Gather up every line that includes the string "object".

# # # # # # #

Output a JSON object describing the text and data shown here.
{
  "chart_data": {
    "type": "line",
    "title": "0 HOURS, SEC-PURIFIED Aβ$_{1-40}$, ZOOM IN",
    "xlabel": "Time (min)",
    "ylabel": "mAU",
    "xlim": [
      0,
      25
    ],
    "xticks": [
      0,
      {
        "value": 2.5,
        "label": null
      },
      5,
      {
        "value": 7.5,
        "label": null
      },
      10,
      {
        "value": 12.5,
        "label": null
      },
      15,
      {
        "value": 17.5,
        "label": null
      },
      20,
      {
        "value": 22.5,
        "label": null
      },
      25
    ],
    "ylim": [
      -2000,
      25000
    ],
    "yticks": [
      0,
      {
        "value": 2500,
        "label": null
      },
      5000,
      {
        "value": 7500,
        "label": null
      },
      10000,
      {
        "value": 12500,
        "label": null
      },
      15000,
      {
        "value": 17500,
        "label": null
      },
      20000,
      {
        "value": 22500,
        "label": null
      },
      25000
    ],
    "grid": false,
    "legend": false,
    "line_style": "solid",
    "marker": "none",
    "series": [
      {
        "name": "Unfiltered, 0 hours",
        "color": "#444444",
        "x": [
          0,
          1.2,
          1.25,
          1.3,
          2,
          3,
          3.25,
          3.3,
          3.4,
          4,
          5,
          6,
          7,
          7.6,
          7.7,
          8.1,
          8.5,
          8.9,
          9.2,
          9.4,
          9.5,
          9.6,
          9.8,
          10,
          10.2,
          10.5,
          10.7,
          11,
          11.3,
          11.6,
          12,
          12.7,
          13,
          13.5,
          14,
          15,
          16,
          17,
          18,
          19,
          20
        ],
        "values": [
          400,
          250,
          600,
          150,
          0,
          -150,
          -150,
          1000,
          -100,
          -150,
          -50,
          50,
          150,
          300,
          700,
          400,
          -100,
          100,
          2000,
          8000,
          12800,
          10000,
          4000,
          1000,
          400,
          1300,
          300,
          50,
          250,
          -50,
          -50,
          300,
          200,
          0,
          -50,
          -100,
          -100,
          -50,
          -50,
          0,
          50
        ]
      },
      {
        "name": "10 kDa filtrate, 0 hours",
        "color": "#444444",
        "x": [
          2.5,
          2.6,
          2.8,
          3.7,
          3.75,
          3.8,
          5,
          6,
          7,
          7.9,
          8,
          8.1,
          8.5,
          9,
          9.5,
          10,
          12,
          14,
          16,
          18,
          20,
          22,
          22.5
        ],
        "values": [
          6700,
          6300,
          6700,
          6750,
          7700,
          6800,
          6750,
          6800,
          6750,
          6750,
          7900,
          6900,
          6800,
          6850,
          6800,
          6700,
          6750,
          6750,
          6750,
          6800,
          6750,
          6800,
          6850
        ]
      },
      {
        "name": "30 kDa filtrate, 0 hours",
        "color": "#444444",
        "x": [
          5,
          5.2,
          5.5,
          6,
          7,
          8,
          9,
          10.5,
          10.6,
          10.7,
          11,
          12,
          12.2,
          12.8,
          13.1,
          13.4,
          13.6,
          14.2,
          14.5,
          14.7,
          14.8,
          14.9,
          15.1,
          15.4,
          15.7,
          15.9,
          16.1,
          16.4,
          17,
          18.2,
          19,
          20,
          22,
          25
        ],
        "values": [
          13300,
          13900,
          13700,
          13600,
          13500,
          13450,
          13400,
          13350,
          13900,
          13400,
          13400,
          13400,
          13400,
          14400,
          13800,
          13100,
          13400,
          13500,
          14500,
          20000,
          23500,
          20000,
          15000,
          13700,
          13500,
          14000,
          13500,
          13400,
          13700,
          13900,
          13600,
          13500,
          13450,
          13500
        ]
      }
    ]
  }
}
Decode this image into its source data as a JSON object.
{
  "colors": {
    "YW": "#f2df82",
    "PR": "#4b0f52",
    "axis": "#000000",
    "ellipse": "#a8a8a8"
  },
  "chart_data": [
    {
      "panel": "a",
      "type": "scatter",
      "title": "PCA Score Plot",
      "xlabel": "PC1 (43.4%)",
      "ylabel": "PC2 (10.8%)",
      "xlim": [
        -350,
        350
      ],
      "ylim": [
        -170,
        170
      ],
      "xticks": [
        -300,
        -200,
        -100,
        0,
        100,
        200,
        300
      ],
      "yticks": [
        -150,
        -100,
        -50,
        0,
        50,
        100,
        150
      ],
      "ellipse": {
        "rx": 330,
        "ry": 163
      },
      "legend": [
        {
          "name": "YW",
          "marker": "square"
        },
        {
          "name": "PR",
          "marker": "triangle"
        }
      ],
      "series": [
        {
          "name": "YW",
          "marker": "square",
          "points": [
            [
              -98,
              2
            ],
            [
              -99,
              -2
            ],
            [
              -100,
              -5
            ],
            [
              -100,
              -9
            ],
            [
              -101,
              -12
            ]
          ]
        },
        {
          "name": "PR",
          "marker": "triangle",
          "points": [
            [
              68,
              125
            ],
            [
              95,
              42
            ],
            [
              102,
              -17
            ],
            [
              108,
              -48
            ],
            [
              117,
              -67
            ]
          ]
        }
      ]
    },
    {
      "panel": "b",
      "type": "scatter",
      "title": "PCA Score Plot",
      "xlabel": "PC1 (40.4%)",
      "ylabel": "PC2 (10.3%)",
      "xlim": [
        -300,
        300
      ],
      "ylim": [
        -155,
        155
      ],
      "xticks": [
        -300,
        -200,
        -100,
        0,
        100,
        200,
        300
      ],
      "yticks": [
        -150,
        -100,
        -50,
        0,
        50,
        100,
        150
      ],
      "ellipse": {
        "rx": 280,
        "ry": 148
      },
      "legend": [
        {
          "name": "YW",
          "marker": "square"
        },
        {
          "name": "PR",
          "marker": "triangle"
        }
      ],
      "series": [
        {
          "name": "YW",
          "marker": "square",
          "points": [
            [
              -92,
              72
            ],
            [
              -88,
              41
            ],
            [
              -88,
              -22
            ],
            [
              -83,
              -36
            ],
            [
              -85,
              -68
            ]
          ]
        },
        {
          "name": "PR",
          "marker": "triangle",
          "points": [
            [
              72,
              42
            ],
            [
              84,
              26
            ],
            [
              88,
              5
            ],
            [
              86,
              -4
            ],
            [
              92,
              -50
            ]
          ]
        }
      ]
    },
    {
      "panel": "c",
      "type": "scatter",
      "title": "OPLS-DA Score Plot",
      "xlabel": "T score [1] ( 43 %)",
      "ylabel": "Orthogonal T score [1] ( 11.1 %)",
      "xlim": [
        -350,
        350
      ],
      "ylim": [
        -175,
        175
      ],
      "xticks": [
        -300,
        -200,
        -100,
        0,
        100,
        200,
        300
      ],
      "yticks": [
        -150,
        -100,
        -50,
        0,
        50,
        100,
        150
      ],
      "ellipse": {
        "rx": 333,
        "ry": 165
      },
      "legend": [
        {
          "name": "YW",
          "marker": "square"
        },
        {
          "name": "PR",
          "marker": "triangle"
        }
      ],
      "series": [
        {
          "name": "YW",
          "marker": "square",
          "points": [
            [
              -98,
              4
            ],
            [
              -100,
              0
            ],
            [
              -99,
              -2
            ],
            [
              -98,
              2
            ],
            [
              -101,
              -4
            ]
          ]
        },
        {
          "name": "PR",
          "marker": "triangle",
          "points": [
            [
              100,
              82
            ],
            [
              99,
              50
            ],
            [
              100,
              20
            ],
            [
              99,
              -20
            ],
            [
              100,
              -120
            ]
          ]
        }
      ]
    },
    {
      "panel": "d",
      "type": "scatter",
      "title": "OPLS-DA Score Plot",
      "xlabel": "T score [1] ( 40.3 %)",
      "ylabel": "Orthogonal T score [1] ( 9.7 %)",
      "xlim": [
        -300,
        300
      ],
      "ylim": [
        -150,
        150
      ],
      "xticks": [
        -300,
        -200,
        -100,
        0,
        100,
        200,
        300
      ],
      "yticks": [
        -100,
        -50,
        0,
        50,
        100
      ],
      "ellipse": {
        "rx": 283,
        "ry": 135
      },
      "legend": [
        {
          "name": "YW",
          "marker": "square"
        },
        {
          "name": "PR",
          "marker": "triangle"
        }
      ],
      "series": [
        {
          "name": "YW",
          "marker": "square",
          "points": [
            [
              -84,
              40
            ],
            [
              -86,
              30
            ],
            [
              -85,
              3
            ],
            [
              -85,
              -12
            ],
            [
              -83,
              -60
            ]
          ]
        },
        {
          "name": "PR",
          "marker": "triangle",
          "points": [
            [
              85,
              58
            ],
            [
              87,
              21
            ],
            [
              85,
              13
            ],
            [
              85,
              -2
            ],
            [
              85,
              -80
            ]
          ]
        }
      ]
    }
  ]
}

# # # # # # #

** Solution for this task **
Output a JSON object describing the text and data shown here.
Decode this image into its source data as a JSON object.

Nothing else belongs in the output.